*What to work on:* From the listing below, count the lines where the string "this" occurs. Give the number, with no other words.

*Given records:*
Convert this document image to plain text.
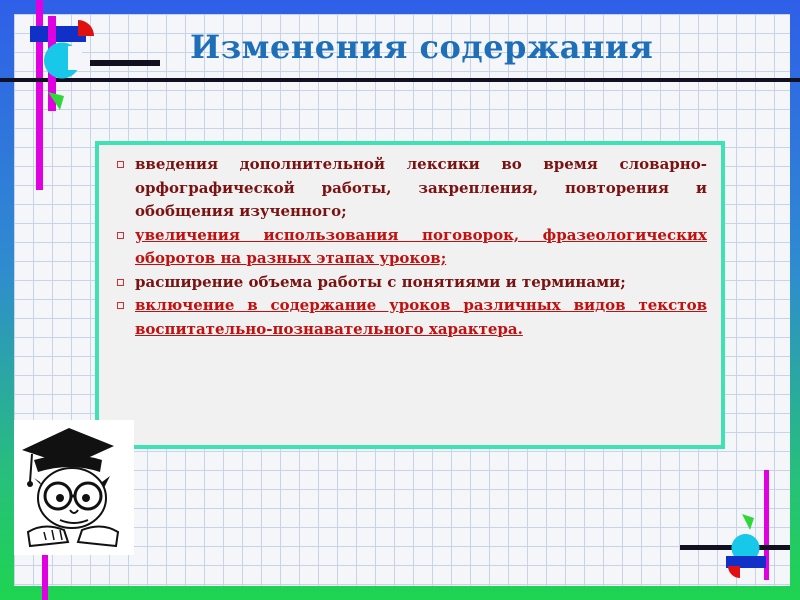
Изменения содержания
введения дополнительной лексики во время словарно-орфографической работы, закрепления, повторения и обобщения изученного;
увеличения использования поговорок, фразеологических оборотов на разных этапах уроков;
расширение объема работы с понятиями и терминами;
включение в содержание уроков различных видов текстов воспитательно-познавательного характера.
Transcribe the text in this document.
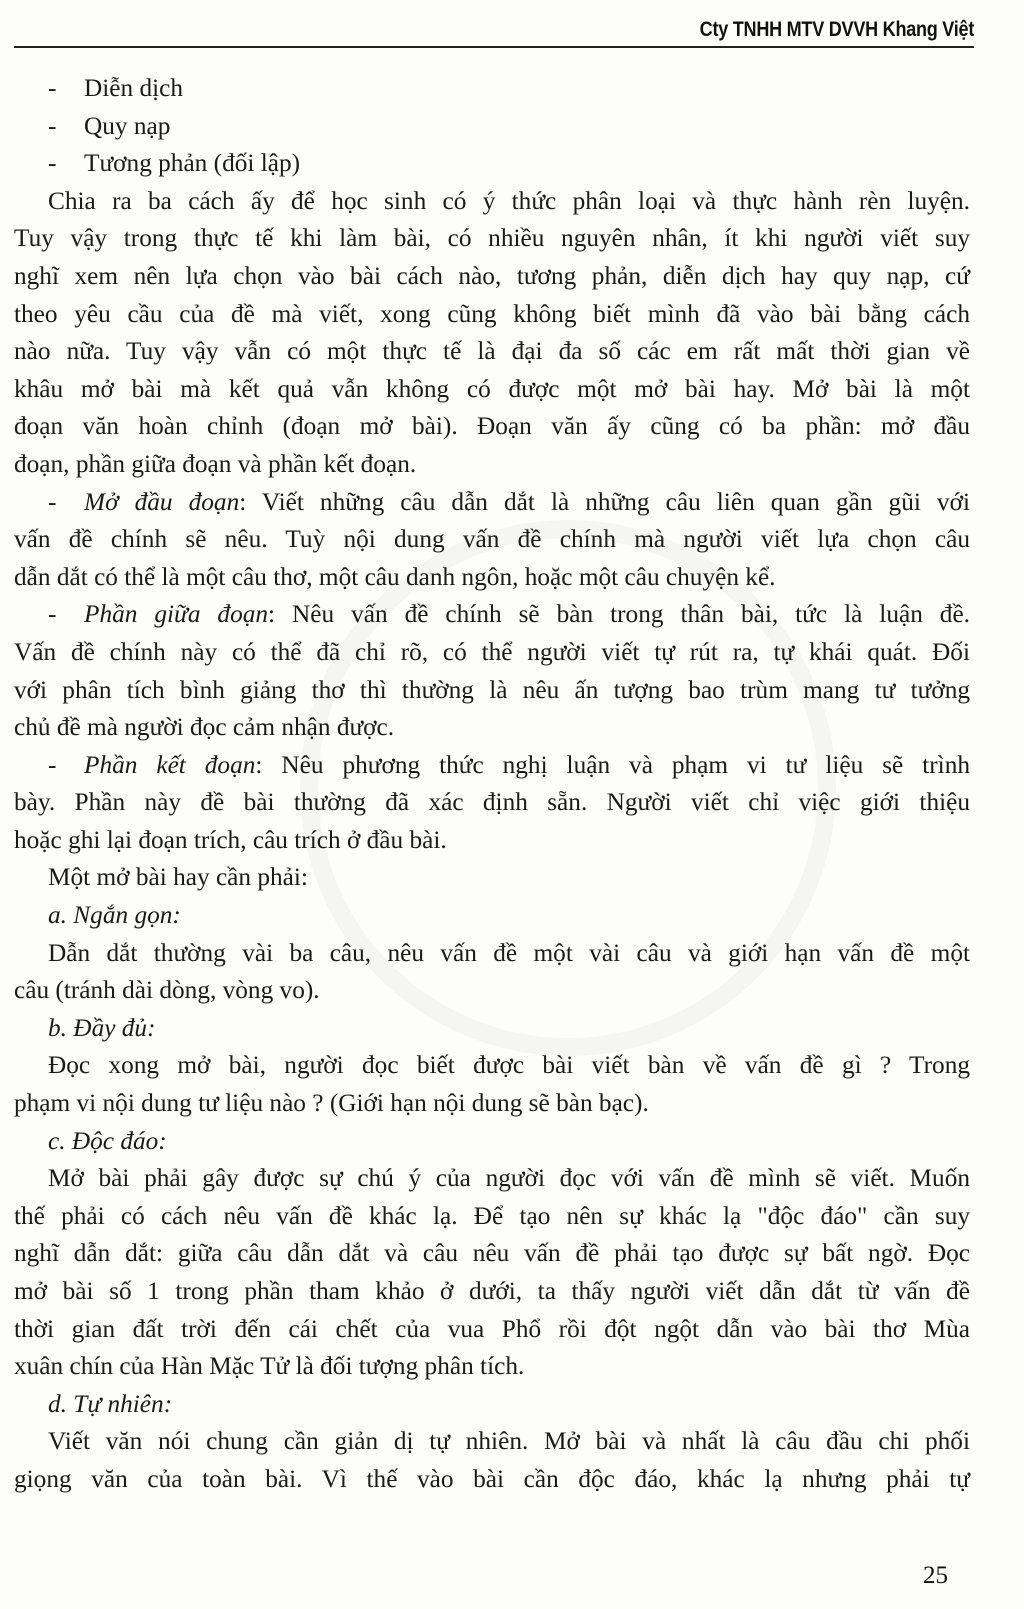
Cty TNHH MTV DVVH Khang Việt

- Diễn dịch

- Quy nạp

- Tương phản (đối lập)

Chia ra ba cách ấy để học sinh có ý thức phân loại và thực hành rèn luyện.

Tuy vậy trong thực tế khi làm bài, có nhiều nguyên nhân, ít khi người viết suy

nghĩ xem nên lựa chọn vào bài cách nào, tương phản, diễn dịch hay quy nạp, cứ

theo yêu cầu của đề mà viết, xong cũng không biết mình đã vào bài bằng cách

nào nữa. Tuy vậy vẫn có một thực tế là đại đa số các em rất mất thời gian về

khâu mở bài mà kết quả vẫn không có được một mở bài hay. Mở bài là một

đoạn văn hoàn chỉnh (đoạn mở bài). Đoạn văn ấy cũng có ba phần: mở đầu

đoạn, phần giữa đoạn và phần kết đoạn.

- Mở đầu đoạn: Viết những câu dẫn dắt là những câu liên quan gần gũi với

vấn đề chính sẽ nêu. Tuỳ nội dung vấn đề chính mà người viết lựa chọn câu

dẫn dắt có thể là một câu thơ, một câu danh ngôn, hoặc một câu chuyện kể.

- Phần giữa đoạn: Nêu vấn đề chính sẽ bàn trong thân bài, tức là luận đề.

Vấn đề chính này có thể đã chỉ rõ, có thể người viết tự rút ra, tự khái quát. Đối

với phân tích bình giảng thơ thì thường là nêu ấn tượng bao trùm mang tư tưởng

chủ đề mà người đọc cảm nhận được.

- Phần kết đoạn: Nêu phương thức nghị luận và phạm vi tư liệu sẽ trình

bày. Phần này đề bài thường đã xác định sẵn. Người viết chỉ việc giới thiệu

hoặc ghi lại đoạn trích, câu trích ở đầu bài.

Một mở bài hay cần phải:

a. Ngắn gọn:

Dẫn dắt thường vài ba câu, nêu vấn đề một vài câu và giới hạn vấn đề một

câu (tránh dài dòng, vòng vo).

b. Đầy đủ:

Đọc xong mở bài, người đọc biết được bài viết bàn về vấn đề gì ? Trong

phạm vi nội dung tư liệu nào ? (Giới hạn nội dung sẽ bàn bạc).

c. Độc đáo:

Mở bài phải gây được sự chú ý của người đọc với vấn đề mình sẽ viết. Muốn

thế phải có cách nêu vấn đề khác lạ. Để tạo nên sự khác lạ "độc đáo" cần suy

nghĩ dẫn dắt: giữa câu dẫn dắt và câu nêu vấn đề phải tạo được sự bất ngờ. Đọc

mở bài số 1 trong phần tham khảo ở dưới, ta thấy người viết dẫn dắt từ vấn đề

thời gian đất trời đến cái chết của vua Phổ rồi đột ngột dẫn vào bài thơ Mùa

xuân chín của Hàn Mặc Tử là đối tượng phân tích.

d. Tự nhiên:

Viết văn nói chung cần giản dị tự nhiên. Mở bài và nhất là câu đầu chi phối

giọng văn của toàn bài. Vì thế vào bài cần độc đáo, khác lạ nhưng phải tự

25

*Exercise response:* 2